§ Exercise description
All of the material below is to be repeated exactly.

§ Exercise data
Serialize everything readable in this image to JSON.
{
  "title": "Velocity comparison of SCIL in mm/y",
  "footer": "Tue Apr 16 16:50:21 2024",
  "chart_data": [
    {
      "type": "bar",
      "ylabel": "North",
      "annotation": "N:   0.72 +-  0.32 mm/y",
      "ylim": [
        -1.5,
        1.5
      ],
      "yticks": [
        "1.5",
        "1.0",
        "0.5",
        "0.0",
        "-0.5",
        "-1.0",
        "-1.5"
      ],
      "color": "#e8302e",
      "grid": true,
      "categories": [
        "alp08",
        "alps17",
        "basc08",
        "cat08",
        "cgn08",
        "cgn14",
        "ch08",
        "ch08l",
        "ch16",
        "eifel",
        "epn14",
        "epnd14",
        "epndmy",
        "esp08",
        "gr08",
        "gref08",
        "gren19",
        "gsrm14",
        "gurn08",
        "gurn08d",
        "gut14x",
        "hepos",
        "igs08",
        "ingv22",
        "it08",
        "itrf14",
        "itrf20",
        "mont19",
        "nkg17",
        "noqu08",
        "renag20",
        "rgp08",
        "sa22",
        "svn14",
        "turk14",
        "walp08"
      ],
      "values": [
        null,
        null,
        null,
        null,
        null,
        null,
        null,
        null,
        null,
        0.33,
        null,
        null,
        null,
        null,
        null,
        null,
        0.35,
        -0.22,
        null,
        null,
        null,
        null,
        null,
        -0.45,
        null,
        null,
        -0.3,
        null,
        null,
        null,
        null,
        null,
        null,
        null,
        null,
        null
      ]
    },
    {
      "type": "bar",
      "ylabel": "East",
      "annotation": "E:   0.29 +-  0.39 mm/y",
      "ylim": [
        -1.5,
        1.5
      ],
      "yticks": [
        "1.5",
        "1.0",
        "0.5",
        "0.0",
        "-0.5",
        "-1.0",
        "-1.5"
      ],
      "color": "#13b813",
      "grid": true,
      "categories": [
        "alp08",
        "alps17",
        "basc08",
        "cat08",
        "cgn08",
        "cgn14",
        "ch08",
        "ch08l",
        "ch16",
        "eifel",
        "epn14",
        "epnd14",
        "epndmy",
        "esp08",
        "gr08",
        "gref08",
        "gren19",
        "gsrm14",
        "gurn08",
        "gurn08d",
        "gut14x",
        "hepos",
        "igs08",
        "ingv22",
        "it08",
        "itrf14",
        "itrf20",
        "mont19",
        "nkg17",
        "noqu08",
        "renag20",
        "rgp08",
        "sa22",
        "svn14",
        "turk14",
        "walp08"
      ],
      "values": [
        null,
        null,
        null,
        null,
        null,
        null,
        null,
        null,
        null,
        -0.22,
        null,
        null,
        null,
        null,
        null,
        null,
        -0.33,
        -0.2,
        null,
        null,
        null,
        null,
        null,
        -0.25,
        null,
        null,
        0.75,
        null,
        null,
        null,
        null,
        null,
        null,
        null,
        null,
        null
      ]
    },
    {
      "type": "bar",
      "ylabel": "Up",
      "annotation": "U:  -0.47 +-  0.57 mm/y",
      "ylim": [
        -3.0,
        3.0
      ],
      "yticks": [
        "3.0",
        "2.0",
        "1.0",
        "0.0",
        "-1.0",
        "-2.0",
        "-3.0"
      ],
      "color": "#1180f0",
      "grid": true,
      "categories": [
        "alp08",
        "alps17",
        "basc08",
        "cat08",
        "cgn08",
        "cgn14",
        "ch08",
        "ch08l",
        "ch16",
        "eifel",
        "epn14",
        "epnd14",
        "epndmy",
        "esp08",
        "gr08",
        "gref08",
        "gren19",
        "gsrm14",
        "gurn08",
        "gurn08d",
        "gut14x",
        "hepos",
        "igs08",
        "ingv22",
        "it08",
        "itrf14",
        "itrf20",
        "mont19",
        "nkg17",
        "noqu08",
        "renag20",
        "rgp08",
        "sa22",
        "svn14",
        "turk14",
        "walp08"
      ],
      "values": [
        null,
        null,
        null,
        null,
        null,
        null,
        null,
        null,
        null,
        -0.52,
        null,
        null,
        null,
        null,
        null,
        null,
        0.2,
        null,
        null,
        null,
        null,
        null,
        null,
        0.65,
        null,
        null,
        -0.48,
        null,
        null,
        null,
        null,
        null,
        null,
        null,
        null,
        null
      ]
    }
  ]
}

§ Complete output
Serialize everything readable in this image to JSON.
{
  "title": "Velocity comparison of SCIL in mm/y",
  "footer": "Tue Apr 16 16:50:21 2024",
  "chart_data": [
    {
      "type": "bar",
      "ylabel": "North",
      "annotation": "N:   0.72 +-  0.32 mm/y",
      "ylim": [
        -1.5,
        1.5
      ],
      "yticks": [
        "1.5",
        "1.0",
        "0.5",
        "0.0",
        "-0.5",
        "-1.0",
        "-1.5"
      ],
      "color": "#e8302e",
      "grid": true,
      "categories": [
        "alp08",
        "alps17",
        "basc08",
        "cat08",
        "cgn08",
        "cgn14",
        "ch08",
        "ch08l",
        "ch16",
        "eifel",
        "epn14",
        "epnd14",
        "epndmy",
        "esp08",
        "gr08",
        "gref08",
        "gren19",
        "gsrm14",
        "gurn08",
        "gurn08d",
        "gut14x",
        "hepos",
        "igs08",
        "ingv22",
        "it08",
        "itrf14",
        "itrf20",
        "mont19",
        "nkg17",
        "noqu08",
        "renag20",
        "rgp08",
        "sa22",
        "svn14",
        "turk14",
        "walp08"
      ],
      "values": [
        null,
        null,
        null,
        null,
        null,
        null,
        null,
        null,
        null,
        0.33,
        null,
        null,
        null,
        null,
        null,
        null,
        0.35,
        -0.22,
        null,
        null,
        null,
        null,
        null,
        -0.45,
        null,
        null,
        -0.3,
        null,
        null,
        null,
        null,
        null,
        null,
        null,
        null,
        null
      ]
    },
    {
      "type": "bar",
      "ylabel": "East",
      "annotation": "E:   0.29 +-  0.39 mm/y",
      "ylim": [
        -1.5,
        1.5
      ],
      "yticks": [
        "1.5",
        "1.0",
        "0.5",
        "0.0",
        "-0.5",
        "-1.0",
        "-1.5"
      ],
      "color": "#13b813",
      "grid": true,
      "categories": [
        "alp08",
        "alps17",
        "basc08",
        "cat08",
        "cgn08",
        "cgn14",
        "ch08",
        "ch08l",
        "ch16",
        "eifel",
        "epn14",
        "epnd14",
        "epndmy",
        "esp08",
        "gr08",
        "gref08",
        "gren19",
        "gsrm14",
        "gurn08",
        "gurn08d",
        "gut14x",
        "hepos",
        "igs08",
        "ingv22",
        "it08",
        "itrf14",
        "itrf20",
        "mont19",
        "nkg17",
        "noqu08",
        "renag20",
        "rgp08",
        "sa22",
        "svn14",
        "turk14",
        "walp08"
      ],
      "values": [
        null,
        null,
        null,
        null,
        null,
        null,
        null,
        null,
        null,
        -0.22,
        null,
        null,
        null,
        null,
        null,
        null,
        -0.33,
        -0.2,
        null,
        null,
        null,
        null,
        null,
        -0.25,
        null,
        null,
        0.75,
        null,
        null,
        null,
        null,
        null,
        null,
        null,
        null,
        null
      ]
    },
    {
      "type": "bar",
      "ylabel": "Up",
      "annotation": "U:  -0.47 +-  0.57 mm/y",
      "ylim": [
        -3.0,
        3.0
      ],
      "yticks": [
        "3.0",
        "2.0",
        "1.0",
        "0.0",
        "-1.0",
        "-2.0",
        "-3.0"
      ],
      "color": "#1180f0",
      "grid": true,
      "categories": [
        "alp08",
        "alps17",
        "basc08",
        "cat08",
        "cgn08",
        "cgn14",
        "ch08",
        "ch08l",
        "ch16",
        "eifel",
        "epn14",
        "epnd14",
        "epndmy",
        "esp08",
        "gr08",
        "gref08",
        "gren19",
        "gsrm14",
        "gurn08",
        "gurn08d",
        "gut14x",
        "hepos",
        "igs08",
        "ingv22",
        "it08",
        "itrf14",
        "itrf20",
        "mont19",
        "nkg17",
        "noqu08",
        "renag20",
        "rgp08",
        "sa22",
        "svn14",
        "turk14",
        "walp08"
      ],
      "values": [
        null,
        null,
        null,
        null,
        null,
        null,
        null,
        null,
        null,
        -0.52,
        null,
        null,
        null,
        null,
        null,
        null,
        0.2,
        null,
        null,
        null,
        null,
        null,
        null,
        0.65,
        null,
        null,
        -0.48,
        null,
        null,
        null,
        null,
        null,
        null,
        null,
        null,
        null
      ]
    }
  ]
}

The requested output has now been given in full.